A run of records:
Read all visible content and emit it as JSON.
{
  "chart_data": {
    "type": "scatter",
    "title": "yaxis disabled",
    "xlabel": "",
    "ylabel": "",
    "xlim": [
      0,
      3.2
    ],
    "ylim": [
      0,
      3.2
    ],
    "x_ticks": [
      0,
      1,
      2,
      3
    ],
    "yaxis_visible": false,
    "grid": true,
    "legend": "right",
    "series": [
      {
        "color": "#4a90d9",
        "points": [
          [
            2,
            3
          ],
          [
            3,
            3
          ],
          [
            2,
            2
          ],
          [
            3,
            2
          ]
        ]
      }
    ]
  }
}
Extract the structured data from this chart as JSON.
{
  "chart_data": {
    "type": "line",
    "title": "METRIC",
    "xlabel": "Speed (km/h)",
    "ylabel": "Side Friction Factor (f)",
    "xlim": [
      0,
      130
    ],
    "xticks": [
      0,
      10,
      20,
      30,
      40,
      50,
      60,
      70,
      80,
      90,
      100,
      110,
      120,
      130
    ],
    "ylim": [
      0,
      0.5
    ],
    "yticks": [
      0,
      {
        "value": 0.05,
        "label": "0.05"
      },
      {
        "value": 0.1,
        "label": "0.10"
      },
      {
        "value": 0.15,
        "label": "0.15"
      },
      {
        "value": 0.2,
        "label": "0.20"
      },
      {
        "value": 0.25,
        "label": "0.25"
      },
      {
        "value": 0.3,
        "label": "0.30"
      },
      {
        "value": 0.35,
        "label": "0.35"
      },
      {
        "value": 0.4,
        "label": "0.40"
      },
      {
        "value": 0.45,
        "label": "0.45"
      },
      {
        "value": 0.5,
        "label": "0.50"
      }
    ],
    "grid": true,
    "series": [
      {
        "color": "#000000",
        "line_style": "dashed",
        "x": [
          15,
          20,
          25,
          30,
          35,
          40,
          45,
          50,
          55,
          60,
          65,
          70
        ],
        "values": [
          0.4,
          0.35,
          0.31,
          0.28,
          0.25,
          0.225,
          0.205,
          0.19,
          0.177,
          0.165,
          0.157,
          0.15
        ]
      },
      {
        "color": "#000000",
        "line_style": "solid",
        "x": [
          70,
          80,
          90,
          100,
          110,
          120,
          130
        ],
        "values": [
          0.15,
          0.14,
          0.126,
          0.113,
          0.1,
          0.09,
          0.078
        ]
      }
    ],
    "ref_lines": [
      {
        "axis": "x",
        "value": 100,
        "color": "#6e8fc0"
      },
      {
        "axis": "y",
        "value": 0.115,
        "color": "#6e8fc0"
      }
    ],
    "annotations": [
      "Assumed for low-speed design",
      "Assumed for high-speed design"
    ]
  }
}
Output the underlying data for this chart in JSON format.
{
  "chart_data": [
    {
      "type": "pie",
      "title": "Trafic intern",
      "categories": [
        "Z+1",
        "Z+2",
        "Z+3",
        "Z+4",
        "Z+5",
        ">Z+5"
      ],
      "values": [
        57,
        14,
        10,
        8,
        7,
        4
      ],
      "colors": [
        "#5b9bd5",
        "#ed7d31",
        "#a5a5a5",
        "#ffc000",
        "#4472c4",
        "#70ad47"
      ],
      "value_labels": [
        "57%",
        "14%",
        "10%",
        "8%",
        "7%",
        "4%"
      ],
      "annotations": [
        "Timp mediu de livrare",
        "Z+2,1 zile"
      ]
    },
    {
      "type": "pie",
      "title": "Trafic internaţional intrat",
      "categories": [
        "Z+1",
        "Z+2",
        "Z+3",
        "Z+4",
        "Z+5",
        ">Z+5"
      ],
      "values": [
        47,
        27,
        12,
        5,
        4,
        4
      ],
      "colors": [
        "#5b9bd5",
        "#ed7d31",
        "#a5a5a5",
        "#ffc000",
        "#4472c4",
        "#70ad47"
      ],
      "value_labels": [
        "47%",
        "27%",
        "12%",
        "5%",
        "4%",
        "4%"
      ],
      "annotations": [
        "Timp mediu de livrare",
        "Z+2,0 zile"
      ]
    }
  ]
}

PROBLEM:
Return each entry from above without altering a single character.

OUTPUT FOR THIS EXERCISE:
Read all visible content and emit it as JSON.
{
  "chart_data": {
    "type": "scatter",
    "title": "yaxis disabled",
    "xlabel": "",
    "ylabel": "",
    "xlim": [
      0,
      3.2
    ],
    "ylim": [
      0,
      3.2
    ],
    "x_ticks": [
      0,
      1,
      2,
      3
    ],
    "yaxis_visible": false,
    "grid": true,
    "legend": "right",
    "series": [
      {
        "color": "#4a90d9",
        "points": [
          [
            2,
            3
          ],
          [
            3,
            3
          ],
          [
            2,
            2
          ],
          [
            3,
            2
          ]
        ]
      }
    ]
  }
}
Extract the structured data from this chart as JSON.
{
  "chart_data": {
    "type": "line",
    "title": "METRIC",
    "xlabel": "Speed (km/h)",
    "ylabel": "Side Friction Factor (f)",
    "xlim": [
      0,
      130
    ],
    "xticks": [
      0,
      10,
      20,
      30,
      40,
      50,
      60,
      70,
      80,
      90,
      100,
      110,
      120,
      130
    ],
    "ylim": [
      0,
      0.5
    ],
    "yticks": [
      0,
      {
        "value": 0.05,
        "label": "0.05"
      },
      {
        "value": 0.1,
        "label": "0.10"
      },
      {
        "value": 0.15,
        "label": "0.15"
      },
      {
        "value": 0.2,
        "label": "0.20"
      },
      {
        "value": 0.25,
        "label": "0.25"
      },
      {
        "value": 0.3,
        "label": "0.30"
      },
      {
        "value": 0.35,
        "label": "0.35"
      },
      {
        "value": 0.4,
        "label": "0.40"
      },
      {
        "value": 0.45,
        "label": "0.45"
      },
      {
        "value": 0.5,
        "label": "0.50"
      }
    ],
    "grid": true,
    "series": [
      {
        "color": "#000000",
        "line_style": "dashed",
        "x": [
          15,
          20,
          25,
          30,
          35,
          40,
          45,
          50,
          55,
          60,
          65,
          70
        ],
        "values": [
          0.4,
          0.35,
          0.31,
          0.28,
          0.25,
          0.225,
          0.205,
          0.19,
          0.177,
          0.165,
          0.157,
          0.15
        ]
      },
      {
        "color": "#000000",
        "line_style": "solid",
        "x": [
          70,
          80,
          90,
          100,
          110,
          120,
          130
        ],
        "values": [
          0.15,
          0.14,
          0.126,
          0.113,
          0.1,
          0.09,
          0.078
        ]
      }
    ],
    "ref_lines": [
      {
        "axis": "x",
        "value": 100,
        "color": "#6e8fc0"
      },
      {
        "axis": "y",
        "value": 0.115,
        "color": "#6e8fc0"
      }
    ],
    "annotations": [
      "Assumed for low-speed design",
      "Assumed for high-speed design"
    ]
  }
}
Output the underlying data for this chart in JSON format.
{
  "chart_data": [
    {
      "type": "pie",
      "title": "Trafic intern",
      "categories": [
        "Z+1",
        "Z+2",
        "Z+3",
        "Z+4",
        "Z+5",
        ">Z+5"
      ],
      "values": [
        57,
        14,
        10,
        8,
        7,
        4
      ],
      "colors": [
        "#5b9bd5",
        "#ed7d31",
        "#a5a5a5",
        "#ffc000",
        "#4472c4",
        "#70ad47"
      ],
      "value_labels": [
        "57%",
        "14%",
        "10%",
        "8%",
        "7%",
        "4%"
      ],
      "annotations": [
        "Timp mediu de livrare",
        "Z+2,1 zile"
      ]
    },
    {
      "type": "pie",
      "title": "Trafic internaţional intrat",
      "categories": [
        "Z+1",
        "Z+2",
        "Z+3",
        "Z+4",
        "Z+5",
        ">Z+5"
      ],
      "values": [
        47,
        27,
        12,
        5,
        4,
        4
      ],
      "colors": [
        "#5b9bd5",
        "#ed7d31",
        "#a5a5a5",
        "#ffc000",
        "#4472c4",
        "#70ad47"
      ],
      "value_labels": [
        "47%",
        "27%",
        "12%",
        "5%",
        "4%",
        "4%"
      ],
      "annotations": [
        "Timp mediu de livrare",
        "Z+2,0 zile"
      ]
    }
  ]
}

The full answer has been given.